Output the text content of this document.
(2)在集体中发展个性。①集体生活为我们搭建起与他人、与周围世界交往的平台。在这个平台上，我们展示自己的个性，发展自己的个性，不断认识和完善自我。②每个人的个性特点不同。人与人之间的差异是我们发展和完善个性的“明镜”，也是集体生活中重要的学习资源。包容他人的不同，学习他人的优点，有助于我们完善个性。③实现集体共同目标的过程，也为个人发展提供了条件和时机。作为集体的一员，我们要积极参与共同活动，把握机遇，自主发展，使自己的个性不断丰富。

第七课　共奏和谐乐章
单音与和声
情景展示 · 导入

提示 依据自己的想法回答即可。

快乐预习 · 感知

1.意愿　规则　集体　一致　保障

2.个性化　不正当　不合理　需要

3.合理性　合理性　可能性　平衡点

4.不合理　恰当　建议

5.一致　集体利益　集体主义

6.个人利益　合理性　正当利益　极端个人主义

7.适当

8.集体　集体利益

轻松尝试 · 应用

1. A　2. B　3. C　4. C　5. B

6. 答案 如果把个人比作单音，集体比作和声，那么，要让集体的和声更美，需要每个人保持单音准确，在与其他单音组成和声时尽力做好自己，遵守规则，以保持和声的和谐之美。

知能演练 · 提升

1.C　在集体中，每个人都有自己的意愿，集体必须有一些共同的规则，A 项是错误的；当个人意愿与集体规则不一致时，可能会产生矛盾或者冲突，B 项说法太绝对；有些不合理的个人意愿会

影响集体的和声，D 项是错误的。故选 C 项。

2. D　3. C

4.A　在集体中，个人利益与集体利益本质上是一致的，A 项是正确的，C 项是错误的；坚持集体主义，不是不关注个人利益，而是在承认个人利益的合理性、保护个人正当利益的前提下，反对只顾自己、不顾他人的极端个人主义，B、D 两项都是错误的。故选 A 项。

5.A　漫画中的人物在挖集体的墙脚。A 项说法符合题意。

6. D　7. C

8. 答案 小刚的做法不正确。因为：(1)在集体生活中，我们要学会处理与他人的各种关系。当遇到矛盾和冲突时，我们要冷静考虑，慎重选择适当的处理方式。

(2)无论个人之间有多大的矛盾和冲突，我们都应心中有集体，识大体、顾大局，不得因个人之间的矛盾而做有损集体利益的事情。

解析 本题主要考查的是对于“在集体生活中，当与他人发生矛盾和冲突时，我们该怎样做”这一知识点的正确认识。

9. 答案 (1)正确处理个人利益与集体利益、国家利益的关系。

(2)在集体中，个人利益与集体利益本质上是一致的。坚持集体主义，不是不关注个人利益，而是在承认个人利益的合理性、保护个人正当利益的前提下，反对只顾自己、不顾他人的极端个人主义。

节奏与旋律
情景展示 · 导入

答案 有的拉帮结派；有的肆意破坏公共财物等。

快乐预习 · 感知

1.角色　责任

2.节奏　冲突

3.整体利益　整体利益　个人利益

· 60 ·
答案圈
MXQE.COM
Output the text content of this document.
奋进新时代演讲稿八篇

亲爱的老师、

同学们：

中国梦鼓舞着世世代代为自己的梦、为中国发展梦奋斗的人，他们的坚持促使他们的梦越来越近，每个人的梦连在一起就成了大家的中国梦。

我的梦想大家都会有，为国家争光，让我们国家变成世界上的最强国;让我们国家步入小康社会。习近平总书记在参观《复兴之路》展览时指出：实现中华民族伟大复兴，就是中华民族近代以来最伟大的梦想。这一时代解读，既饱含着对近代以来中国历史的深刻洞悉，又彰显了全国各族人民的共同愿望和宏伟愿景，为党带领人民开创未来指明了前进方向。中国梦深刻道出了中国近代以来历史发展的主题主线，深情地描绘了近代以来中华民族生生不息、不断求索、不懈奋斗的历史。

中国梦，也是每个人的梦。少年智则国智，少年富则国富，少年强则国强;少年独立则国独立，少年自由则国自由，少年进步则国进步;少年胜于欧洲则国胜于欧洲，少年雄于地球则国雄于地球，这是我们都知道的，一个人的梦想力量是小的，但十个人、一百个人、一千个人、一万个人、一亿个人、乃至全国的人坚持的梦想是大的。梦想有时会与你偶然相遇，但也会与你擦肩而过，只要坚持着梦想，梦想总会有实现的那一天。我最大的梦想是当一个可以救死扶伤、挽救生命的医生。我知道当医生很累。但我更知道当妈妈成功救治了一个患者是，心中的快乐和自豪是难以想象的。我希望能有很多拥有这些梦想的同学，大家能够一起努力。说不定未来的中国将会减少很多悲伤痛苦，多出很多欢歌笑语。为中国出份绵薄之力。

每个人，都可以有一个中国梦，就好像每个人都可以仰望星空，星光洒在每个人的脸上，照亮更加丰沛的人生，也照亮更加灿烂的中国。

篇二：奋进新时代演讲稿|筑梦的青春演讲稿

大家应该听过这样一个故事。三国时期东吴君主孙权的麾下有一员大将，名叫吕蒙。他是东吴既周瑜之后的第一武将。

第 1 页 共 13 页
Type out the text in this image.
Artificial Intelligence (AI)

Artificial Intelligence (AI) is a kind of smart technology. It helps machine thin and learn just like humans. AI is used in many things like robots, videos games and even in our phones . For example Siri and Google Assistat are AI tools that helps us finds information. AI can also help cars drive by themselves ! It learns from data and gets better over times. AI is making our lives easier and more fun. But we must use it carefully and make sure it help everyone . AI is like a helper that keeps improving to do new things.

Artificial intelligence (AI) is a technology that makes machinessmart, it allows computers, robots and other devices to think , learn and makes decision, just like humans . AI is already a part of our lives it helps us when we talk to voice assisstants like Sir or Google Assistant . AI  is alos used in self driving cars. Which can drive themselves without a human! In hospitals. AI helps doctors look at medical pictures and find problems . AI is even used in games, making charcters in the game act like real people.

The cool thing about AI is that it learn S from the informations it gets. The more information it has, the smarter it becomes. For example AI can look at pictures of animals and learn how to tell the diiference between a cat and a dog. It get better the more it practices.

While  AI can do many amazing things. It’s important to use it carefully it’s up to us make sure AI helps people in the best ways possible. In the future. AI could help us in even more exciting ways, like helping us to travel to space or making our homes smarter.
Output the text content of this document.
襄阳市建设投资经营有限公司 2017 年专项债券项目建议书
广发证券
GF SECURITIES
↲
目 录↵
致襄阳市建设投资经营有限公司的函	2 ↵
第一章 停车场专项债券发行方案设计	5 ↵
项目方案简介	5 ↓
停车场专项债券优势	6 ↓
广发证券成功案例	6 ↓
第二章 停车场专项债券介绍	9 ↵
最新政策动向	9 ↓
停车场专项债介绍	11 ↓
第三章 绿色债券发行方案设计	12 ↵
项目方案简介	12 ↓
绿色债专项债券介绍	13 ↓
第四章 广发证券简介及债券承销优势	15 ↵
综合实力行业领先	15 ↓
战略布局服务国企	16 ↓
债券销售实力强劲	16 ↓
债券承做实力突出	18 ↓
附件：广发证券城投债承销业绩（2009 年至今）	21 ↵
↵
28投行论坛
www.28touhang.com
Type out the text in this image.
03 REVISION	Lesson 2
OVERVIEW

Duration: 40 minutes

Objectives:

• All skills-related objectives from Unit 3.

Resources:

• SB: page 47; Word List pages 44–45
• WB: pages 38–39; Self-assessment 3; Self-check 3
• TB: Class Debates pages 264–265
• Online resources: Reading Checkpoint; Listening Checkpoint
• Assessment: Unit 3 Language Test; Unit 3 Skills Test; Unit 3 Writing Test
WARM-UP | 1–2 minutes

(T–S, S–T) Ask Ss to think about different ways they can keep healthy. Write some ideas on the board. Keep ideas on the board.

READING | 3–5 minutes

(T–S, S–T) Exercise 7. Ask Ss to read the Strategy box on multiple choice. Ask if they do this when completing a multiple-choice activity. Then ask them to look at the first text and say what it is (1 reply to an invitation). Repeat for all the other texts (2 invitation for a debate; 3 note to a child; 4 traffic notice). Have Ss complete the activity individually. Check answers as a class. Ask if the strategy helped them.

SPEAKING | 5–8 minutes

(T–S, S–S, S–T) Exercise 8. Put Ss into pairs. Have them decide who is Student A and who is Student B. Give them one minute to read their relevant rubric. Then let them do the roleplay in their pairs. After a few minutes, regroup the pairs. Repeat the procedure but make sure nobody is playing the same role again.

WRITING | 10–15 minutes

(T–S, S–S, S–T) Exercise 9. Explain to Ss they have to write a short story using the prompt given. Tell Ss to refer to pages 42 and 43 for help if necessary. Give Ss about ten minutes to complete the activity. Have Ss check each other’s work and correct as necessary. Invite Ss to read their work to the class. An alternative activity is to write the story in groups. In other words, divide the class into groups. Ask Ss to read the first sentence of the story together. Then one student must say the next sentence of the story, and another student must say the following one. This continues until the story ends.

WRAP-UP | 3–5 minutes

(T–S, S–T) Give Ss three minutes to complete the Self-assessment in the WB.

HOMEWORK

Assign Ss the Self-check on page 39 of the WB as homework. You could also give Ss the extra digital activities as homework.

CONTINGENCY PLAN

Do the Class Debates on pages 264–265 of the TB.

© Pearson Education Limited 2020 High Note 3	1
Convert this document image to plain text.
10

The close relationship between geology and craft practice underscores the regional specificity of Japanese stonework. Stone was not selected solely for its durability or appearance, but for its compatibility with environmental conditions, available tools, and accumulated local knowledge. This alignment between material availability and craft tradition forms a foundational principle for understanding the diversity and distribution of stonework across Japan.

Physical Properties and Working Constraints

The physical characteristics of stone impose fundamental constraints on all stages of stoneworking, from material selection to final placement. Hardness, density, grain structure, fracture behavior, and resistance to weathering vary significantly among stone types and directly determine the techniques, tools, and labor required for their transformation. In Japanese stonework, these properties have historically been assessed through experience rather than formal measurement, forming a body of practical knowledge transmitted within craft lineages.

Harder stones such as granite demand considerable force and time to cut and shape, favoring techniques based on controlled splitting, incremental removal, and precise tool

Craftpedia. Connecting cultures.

(Exercise instructions):
Look through the entries above; copy every line holding the string "坚持集体主义".

(Correct answer):
4.A　在集体中，个人利益与集体利益本质上是一致的，A 项是正确的，C 项是错误的；坚持集体主义，不是不关注个人利益，而是在承认个人利益的合理性、保护个人正当利益的前提下，反对只顾自己、不顾他人的极端个人主义，B、D 两项都是错误的。故选 A 项。
(2)在集体中，个人利益与集体利益本质上是一致的。坚持集体主义，不是不关注个人利益，而是在承认个人利益的合理性、保护个人正当利益的前提下，反对只顾自己、不顾他人的极端个人主义。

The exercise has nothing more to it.